[WORK INSTRUCTIONS]
Your task is to copy every line of the records below that contains "page".

** Start of INPUT **

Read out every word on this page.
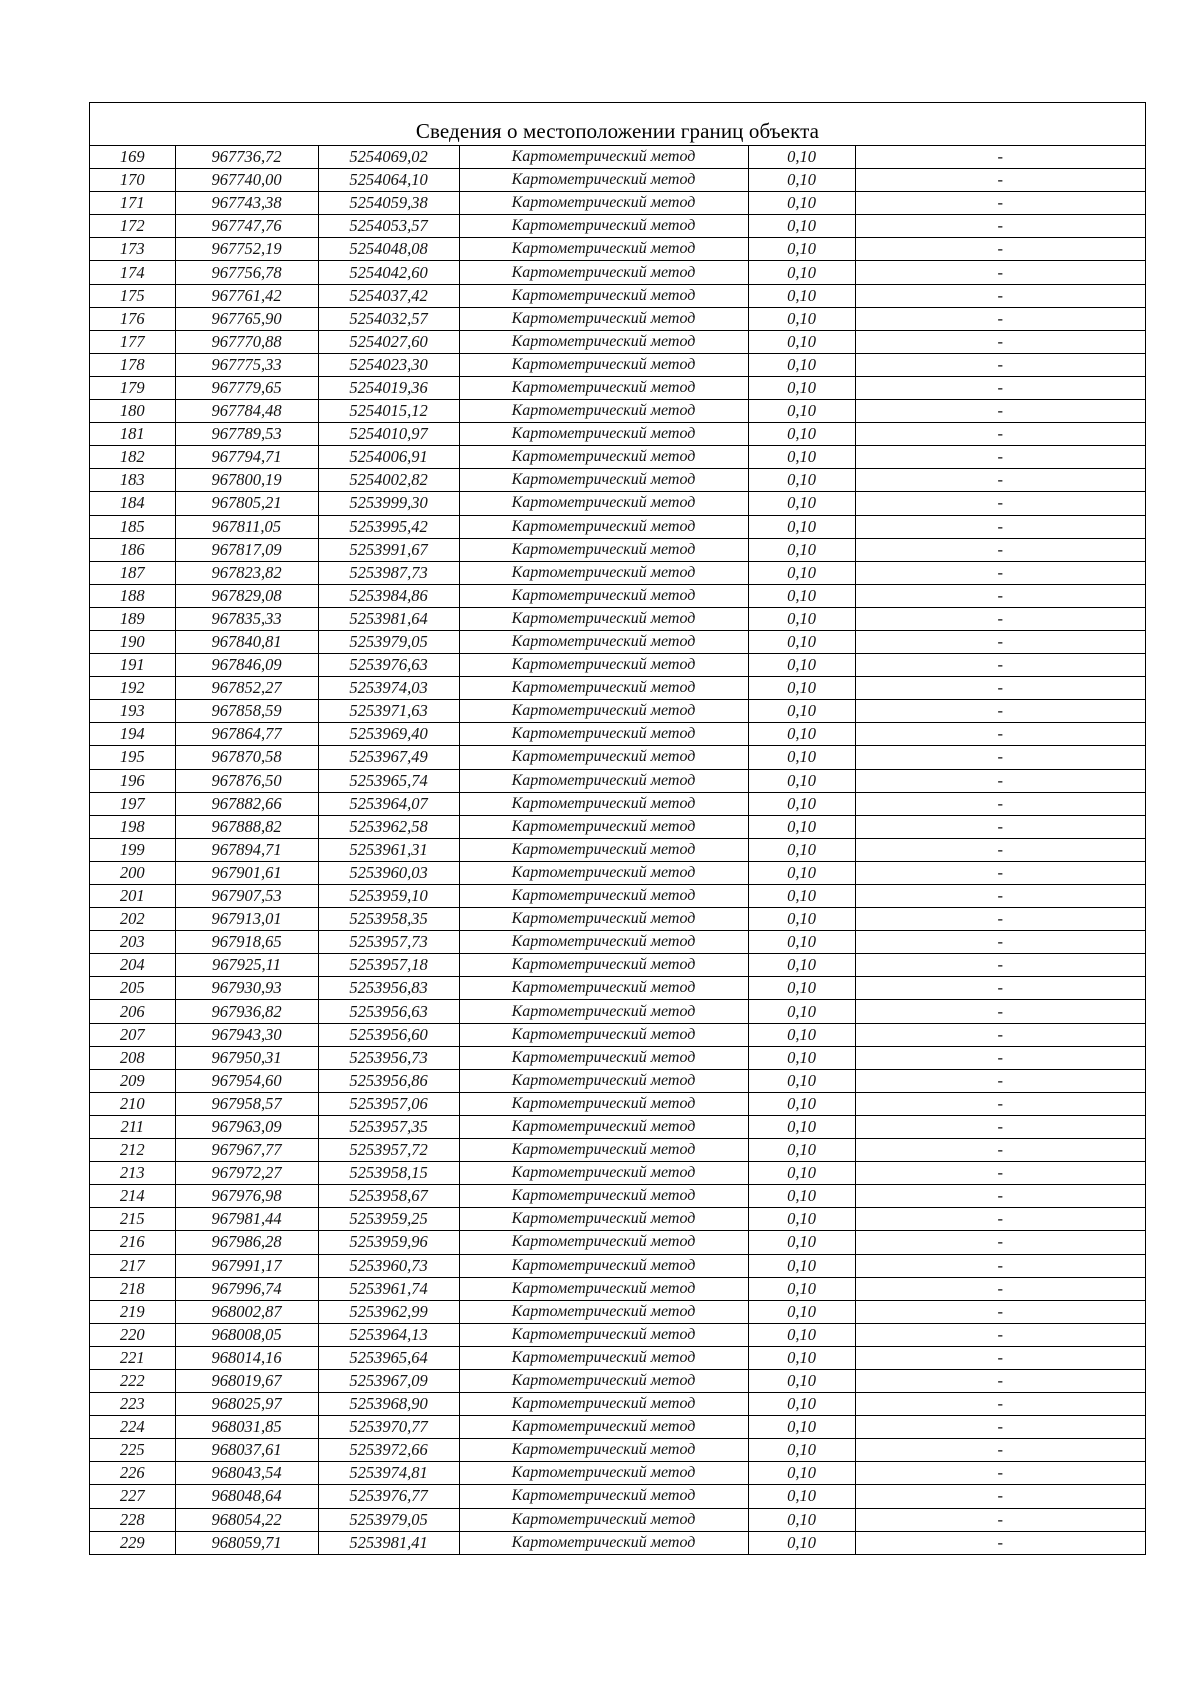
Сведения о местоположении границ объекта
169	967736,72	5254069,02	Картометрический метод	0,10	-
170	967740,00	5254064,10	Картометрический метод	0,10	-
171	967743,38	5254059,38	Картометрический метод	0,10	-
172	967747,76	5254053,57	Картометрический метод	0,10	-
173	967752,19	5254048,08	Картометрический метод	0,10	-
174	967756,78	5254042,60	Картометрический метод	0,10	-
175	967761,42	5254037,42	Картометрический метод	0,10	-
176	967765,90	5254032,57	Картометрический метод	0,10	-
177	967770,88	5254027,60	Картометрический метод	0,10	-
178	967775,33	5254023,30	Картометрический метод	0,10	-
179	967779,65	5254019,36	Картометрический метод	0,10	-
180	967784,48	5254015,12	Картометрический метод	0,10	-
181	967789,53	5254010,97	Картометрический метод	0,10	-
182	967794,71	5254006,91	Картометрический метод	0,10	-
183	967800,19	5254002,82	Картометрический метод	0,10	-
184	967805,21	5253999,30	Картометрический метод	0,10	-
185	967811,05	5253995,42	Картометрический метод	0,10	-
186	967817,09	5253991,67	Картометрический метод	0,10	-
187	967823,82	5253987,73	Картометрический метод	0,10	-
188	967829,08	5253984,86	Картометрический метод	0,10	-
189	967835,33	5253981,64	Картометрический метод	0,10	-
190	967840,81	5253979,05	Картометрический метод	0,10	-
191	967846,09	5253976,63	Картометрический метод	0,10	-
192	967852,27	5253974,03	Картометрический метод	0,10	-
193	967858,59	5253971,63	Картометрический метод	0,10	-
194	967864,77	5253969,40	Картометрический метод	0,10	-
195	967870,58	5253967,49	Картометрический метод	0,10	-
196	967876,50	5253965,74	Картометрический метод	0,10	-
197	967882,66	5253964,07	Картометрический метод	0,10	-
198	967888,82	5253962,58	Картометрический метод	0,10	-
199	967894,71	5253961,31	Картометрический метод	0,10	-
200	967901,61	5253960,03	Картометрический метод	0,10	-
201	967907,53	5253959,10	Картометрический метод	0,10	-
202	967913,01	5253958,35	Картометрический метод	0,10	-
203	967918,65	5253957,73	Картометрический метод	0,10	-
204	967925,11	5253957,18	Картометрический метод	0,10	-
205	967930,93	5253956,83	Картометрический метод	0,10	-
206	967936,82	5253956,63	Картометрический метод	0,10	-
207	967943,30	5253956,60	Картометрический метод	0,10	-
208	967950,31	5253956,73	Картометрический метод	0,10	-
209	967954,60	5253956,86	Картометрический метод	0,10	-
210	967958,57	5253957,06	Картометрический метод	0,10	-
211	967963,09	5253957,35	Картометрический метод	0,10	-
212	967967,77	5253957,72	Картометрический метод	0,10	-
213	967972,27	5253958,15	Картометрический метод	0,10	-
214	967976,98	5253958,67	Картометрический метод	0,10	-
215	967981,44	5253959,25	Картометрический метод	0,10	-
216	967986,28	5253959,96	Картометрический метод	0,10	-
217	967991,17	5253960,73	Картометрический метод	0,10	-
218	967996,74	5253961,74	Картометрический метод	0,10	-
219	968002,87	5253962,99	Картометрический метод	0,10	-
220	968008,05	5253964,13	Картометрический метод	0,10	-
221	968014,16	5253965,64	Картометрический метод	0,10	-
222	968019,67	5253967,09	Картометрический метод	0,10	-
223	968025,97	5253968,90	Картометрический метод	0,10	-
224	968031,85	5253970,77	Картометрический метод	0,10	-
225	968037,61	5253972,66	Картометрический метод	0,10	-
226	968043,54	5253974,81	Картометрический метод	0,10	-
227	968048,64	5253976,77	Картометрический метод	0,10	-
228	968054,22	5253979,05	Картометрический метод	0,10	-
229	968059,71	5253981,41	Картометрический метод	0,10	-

** End of INPUT **
** Start of INPUT **

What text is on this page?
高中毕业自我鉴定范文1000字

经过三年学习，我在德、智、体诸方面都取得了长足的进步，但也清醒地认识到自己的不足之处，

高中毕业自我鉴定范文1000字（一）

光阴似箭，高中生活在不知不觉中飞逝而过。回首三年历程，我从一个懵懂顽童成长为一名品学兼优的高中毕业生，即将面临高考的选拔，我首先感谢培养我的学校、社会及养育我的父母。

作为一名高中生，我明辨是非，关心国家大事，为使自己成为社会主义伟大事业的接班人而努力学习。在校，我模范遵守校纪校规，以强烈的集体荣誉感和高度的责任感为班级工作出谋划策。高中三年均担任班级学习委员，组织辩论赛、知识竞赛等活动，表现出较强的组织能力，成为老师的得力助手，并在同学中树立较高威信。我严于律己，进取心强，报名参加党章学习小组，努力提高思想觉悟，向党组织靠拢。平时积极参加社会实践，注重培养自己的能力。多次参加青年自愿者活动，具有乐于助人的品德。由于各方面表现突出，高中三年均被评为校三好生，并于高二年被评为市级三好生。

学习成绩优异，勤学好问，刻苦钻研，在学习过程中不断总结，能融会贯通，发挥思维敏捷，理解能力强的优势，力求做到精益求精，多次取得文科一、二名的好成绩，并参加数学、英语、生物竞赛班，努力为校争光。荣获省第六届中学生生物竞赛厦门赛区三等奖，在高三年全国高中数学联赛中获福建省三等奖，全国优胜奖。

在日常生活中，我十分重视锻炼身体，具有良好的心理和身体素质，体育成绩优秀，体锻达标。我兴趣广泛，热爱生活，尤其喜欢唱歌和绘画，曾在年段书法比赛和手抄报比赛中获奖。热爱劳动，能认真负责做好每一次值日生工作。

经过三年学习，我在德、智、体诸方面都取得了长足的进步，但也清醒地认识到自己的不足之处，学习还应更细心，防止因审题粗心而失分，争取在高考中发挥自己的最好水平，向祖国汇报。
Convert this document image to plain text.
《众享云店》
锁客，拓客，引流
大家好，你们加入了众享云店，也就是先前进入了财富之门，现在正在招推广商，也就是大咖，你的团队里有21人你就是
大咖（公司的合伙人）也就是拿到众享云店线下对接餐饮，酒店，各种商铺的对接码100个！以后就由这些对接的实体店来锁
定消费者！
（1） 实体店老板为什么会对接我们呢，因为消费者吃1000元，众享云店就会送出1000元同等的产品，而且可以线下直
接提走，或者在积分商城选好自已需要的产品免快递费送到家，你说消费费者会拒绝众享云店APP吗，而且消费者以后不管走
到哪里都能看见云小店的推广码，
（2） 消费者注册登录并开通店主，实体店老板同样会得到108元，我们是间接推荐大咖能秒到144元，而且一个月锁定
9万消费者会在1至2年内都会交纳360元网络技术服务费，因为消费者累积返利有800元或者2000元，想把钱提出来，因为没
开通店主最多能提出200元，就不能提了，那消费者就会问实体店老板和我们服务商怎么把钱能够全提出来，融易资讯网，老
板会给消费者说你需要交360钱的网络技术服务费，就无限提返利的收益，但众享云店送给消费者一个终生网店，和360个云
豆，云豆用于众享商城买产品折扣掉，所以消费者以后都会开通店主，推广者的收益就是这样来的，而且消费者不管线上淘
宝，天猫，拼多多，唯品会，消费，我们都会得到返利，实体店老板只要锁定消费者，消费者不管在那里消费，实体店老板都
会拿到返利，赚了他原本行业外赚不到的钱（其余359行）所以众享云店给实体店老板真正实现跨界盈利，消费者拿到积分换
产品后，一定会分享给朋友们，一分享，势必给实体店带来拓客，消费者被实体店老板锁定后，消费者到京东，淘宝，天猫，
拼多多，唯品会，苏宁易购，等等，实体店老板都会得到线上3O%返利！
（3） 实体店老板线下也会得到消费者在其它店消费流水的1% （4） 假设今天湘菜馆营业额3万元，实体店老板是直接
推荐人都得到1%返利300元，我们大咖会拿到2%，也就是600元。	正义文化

** End of INPUT **
** Start of INPUT **

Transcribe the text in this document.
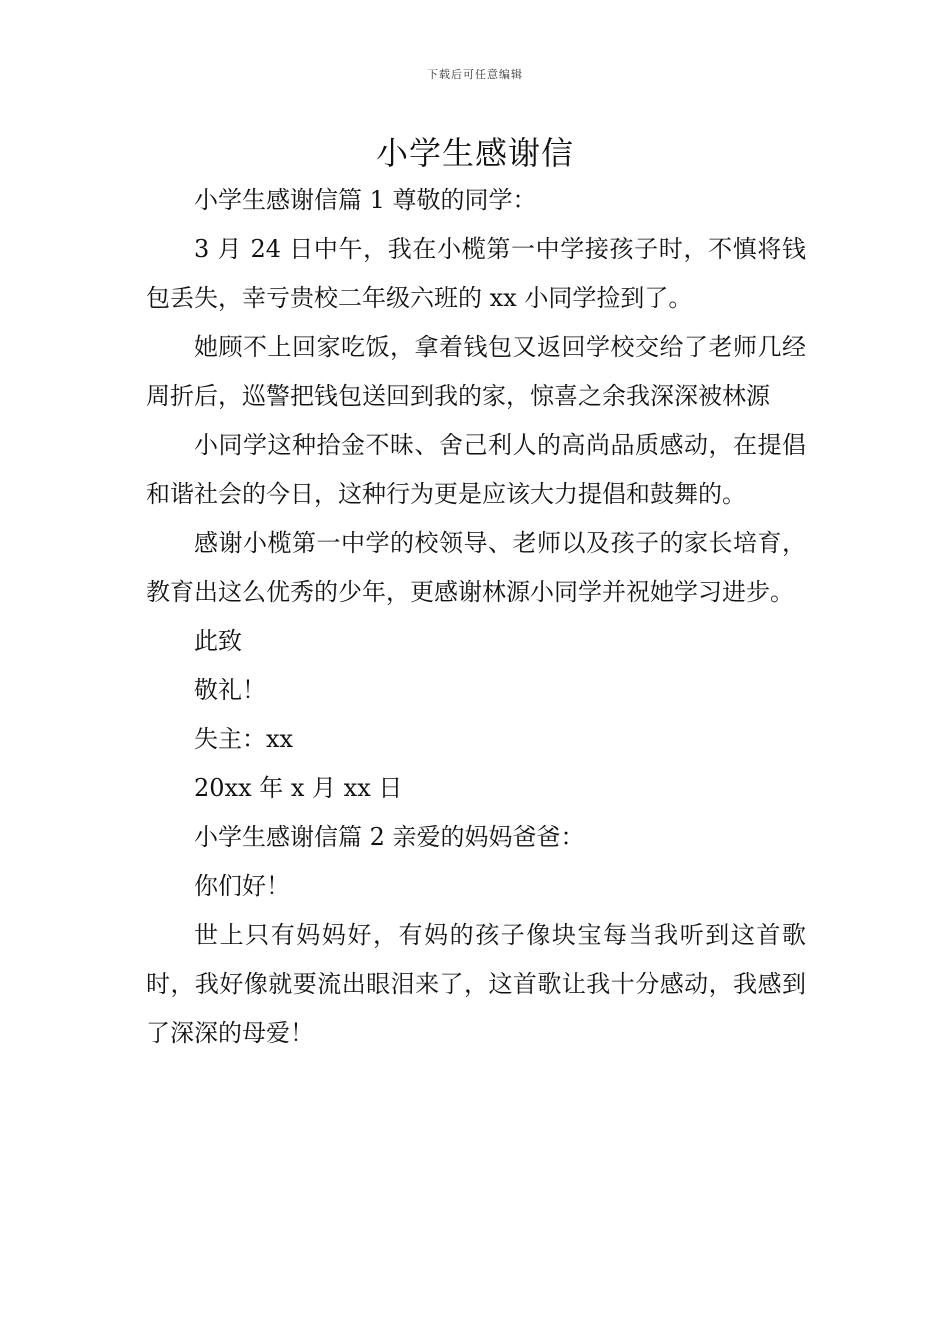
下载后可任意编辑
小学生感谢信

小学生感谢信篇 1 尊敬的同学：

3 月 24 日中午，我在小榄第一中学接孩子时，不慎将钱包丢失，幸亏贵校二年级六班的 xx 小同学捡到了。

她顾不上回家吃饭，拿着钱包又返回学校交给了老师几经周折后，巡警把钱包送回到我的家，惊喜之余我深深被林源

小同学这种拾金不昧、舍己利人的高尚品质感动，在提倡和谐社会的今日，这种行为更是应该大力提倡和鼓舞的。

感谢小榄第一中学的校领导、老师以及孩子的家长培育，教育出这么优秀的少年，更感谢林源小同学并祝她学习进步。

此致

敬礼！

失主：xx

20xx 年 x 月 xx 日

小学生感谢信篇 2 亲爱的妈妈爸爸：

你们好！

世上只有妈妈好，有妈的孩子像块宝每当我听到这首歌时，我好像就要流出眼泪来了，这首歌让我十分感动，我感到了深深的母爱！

** End of INPUT **

[THE SOLUTION]
Read out every word on this page.
What text is on this page?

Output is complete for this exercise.